## BEGIN

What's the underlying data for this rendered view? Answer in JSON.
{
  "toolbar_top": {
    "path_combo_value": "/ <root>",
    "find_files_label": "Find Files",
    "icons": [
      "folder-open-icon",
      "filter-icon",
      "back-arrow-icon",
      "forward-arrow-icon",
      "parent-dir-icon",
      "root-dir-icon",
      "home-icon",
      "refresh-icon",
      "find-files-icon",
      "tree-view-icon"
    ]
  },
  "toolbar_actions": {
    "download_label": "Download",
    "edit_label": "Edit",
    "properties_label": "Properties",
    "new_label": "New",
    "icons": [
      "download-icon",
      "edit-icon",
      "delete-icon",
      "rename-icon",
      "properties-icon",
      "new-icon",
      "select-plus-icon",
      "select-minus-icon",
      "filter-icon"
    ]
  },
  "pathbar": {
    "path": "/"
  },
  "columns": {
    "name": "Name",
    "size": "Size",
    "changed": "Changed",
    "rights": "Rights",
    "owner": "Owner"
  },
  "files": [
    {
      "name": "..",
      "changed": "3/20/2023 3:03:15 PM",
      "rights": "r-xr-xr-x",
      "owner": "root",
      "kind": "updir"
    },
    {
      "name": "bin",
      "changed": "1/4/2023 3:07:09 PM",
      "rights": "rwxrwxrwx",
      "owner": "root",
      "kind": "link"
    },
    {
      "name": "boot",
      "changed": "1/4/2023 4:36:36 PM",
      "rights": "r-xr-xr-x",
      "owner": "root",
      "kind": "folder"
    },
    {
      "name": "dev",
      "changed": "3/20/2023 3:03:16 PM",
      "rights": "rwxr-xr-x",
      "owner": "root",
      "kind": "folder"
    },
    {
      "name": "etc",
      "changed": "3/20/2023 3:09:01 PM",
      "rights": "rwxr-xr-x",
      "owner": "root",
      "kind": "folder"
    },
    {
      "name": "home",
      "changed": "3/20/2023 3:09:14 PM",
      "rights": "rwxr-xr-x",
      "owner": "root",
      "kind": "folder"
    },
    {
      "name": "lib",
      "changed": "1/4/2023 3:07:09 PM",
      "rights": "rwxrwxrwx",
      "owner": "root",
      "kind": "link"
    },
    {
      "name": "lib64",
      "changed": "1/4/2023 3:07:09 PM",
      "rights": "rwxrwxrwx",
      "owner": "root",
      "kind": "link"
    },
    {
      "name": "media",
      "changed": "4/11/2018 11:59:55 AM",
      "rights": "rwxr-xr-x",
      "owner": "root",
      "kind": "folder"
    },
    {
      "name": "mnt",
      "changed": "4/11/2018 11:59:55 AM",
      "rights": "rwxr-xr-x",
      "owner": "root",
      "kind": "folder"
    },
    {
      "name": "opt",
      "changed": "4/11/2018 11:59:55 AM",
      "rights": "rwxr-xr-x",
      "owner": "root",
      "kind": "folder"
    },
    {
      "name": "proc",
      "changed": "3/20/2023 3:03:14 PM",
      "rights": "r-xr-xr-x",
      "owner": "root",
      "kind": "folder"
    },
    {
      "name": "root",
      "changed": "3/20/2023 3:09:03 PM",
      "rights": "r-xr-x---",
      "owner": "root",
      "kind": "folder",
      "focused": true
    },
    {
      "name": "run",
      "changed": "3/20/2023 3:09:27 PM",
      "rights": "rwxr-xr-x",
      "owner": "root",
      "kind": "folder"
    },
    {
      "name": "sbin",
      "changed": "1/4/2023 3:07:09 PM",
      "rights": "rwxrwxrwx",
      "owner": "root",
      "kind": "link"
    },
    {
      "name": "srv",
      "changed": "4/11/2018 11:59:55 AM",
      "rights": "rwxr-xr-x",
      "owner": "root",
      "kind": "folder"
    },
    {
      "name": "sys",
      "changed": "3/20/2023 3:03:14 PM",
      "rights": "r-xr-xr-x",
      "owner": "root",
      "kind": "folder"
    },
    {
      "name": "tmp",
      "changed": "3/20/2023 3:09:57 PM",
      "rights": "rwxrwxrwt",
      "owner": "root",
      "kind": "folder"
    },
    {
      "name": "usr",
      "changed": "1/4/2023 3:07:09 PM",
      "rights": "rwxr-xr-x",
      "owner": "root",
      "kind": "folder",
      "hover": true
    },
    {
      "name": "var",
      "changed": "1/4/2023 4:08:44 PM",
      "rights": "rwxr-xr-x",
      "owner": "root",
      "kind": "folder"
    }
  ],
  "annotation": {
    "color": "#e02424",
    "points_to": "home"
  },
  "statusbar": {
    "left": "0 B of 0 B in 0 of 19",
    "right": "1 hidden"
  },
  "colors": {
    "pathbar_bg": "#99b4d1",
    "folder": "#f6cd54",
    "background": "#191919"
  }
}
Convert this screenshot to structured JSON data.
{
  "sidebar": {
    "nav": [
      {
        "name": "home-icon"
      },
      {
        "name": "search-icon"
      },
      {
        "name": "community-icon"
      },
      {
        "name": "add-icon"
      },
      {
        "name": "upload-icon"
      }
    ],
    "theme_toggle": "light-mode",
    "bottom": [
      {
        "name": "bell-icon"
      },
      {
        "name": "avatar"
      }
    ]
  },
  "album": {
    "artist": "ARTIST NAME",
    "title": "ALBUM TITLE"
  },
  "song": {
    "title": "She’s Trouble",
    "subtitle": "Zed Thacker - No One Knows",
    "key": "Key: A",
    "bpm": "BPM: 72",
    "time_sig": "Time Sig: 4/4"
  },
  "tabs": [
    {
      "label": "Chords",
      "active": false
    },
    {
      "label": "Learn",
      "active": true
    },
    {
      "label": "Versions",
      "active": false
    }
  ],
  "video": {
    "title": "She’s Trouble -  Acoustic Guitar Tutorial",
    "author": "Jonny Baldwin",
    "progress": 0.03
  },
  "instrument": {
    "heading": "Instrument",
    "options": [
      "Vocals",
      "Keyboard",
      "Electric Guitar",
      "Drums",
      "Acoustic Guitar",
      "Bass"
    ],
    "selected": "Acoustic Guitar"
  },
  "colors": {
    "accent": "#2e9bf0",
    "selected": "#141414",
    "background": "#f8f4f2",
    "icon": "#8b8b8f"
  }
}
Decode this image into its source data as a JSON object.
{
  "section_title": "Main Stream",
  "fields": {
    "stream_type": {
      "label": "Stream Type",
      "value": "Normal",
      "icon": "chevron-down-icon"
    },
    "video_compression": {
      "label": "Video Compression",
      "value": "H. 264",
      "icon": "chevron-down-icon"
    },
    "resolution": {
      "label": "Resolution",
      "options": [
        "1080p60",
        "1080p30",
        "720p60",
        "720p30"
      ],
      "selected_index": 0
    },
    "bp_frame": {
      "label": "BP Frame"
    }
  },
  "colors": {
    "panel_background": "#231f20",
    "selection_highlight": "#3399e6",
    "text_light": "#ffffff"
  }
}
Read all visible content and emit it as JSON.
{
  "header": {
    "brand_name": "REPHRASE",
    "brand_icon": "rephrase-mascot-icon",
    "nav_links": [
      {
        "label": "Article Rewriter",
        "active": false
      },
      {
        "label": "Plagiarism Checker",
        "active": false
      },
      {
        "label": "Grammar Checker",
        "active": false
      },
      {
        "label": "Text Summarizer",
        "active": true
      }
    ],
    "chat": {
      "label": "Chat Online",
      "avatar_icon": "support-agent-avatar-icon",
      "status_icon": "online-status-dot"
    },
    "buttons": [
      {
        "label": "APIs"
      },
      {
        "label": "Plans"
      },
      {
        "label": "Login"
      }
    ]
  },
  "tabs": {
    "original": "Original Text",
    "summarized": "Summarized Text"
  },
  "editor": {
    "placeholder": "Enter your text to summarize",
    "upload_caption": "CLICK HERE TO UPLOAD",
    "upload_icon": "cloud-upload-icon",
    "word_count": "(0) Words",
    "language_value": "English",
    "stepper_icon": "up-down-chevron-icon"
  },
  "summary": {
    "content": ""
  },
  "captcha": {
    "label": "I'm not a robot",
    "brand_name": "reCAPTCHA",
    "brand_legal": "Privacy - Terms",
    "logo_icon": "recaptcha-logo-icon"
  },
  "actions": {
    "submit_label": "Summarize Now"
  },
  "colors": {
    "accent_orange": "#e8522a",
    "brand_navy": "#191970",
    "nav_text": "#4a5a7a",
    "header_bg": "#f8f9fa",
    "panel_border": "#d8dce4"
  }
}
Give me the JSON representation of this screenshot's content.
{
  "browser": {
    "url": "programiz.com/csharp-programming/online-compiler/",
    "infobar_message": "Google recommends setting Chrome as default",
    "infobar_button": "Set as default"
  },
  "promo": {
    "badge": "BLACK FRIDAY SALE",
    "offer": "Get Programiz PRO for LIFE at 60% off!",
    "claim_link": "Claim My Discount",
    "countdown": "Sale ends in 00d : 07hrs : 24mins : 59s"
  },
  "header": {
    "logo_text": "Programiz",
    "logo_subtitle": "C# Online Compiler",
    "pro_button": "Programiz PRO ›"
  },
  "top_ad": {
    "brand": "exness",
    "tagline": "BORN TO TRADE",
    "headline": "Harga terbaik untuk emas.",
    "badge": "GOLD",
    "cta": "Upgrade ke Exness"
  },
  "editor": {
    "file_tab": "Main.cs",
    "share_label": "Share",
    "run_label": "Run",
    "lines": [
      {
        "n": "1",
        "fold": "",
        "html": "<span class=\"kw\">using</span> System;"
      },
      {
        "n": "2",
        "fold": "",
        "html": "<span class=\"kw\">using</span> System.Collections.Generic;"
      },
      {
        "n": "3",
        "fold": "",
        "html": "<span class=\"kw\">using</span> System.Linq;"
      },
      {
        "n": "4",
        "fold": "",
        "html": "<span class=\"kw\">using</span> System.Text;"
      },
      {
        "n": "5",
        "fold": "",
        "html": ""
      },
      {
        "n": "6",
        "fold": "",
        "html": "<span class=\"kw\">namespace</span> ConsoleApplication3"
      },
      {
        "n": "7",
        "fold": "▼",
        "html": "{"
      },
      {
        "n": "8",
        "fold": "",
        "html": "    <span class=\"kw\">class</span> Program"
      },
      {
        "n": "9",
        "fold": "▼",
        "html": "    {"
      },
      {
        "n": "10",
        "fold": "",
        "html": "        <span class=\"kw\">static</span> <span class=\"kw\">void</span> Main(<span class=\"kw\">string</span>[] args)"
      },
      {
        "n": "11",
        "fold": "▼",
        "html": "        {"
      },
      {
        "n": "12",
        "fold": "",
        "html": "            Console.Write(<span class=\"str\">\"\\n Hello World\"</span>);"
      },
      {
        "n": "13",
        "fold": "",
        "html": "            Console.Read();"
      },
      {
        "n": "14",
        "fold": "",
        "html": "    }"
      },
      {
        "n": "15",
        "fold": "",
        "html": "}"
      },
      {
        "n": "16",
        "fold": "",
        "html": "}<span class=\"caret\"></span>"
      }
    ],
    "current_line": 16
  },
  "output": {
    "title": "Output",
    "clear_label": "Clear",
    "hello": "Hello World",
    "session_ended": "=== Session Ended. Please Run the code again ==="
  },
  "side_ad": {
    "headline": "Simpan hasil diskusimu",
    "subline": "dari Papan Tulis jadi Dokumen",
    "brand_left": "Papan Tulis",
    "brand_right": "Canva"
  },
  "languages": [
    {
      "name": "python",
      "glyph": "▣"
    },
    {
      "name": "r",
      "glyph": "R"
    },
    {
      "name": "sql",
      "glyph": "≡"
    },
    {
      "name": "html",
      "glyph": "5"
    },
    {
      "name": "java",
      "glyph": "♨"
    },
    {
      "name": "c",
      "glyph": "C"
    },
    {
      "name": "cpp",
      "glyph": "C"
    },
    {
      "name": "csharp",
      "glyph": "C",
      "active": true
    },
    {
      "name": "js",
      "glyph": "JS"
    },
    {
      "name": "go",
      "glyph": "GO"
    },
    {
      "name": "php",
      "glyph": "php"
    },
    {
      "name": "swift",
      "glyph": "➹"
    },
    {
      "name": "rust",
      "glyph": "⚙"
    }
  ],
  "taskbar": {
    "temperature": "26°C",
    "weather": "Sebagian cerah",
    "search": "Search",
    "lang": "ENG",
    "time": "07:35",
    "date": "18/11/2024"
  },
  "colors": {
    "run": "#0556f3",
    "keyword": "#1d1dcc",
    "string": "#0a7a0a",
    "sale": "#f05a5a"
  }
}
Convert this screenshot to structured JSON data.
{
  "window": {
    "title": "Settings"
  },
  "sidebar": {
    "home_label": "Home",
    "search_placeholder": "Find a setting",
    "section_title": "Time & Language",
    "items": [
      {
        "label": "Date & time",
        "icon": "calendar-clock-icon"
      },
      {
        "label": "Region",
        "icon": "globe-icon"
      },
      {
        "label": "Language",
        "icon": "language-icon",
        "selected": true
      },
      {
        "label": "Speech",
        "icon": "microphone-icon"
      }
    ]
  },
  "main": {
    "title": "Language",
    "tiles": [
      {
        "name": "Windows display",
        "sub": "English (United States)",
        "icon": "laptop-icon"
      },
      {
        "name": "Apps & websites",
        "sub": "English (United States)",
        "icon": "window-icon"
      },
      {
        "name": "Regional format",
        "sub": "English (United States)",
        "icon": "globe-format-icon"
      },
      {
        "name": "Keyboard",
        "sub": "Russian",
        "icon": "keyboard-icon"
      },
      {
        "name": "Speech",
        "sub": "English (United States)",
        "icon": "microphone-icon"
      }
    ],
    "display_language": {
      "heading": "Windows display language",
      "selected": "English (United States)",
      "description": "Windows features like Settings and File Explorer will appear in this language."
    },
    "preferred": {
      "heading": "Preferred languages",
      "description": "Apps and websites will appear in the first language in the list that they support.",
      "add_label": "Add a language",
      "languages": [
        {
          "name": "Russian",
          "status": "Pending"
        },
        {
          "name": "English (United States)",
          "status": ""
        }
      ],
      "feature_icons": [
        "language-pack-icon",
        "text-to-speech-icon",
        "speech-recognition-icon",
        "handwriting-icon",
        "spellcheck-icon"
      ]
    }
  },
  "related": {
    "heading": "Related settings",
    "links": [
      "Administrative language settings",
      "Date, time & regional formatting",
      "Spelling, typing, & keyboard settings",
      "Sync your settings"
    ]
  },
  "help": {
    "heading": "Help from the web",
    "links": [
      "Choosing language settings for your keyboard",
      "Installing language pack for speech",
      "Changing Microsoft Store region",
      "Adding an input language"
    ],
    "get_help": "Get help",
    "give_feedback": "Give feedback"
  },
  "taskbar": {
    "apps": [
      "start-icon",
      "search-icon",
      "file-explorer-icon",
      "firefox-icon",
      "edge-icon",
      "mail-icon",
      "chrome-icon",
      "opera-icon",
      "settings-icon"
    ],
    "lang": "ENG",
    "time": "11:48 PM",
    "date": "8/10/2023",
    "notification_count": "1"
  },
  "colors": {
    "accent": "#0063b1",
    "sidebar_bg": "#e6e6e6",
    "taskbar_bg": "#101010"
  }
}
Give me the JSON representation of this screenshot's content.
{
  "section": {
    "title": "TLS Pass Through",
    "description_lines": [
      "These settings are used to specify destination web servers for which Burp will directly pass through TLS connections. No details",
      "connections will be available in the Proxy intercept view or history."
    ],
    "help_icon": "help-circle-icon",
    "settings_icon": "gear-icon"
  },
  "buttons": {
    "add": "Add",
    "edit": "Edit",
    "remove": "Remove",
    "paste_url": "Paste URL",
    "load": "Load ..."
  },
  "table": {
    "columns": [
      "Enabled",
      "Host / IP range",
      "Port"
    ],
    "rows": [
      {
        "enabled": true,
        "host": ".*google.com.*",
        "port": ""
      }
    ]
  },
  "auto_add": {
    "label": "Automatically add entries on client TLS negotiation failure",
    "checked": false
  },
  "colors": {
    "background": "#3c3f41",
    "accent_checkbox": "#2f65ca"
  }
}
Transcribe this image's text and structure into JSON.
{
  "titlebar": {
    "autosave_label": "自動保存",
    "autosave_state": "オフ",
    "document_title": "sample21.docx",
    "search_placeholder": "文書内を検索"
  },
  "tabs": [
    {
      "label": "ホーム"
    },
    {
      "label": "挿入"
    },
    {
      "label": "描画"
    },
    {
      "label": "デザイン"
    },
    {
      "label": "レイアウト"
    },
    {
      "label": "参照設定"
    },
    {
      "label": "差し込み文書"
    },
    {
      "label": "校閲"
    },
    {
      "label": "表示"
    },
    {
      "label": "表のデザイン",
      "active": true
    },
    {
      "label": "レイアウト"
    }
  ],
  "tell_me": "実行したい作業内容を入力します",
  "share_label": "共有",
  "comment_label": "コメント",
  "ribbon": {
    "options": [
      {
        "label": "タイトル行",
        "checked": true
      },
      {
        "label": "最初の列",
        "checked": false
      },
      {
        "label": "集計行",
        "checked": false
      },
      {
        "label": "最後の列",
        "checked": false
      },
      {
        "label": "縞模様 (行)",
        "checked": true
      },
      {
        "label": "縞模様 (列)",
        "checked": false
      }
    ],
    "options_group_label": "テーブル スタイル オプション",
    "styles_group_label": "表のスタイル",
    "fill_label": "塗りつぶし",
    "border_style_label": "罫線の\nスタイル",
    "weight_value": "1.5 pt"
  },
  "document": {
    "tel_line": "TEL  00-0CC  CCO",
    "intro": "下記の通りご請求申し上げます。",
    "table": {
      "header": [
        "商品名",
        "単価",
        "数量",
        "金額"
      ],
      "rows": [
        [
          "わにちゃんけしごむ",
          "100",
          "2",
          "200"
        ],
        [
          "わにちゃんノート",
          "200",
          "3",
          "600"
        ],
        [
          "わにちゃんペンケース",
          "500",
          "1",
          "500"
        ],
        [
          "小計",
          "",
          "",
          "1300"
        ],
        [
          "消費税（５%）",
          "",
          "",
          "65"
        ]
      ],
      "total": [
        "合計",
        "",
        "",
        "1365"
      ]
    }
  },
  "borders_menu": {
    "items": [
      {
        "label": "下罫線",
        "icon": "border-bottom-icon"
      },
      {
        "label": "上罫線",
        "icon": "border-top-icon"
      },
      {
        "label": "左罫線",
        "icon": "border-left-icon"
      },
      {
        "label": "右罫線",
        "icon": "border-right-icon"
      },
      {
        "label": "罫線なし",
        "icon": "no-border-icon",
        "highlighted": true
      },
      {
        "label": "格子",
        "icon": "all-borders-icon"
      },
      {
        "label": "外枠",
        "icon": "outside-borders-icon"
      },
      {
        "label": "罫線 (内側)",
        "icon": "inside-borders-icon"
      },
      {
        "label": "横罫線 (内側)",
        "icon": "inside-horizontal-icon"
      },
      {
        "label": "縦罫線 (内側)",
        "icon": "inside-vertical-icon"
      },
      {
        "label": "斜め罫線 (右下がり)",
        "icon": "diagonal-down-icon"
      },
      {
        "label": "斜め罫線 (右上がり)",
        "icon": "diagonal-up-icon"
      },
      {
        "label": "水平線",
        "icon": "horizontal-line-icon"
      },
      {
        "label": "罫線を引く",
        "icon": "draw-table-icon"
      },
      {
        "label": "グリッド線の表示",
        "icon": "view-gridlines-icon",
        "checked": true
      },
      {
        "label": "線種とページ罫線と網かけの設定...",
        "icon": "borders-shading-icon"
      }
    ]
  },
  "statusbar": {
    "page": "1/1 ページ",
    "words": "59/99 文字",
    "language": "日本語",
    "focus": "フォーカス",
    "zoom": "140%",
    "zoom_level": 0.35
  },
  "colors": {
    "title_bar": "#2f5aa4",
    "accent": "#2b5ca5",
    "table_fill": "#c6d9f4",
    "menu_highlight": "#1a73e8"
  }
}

## END

* TASK INSTRUCTIONS
Across the data above, how many lines include the word "horizontal"? Give only the count.

* RESPONSE TO THIS EXERCISE
2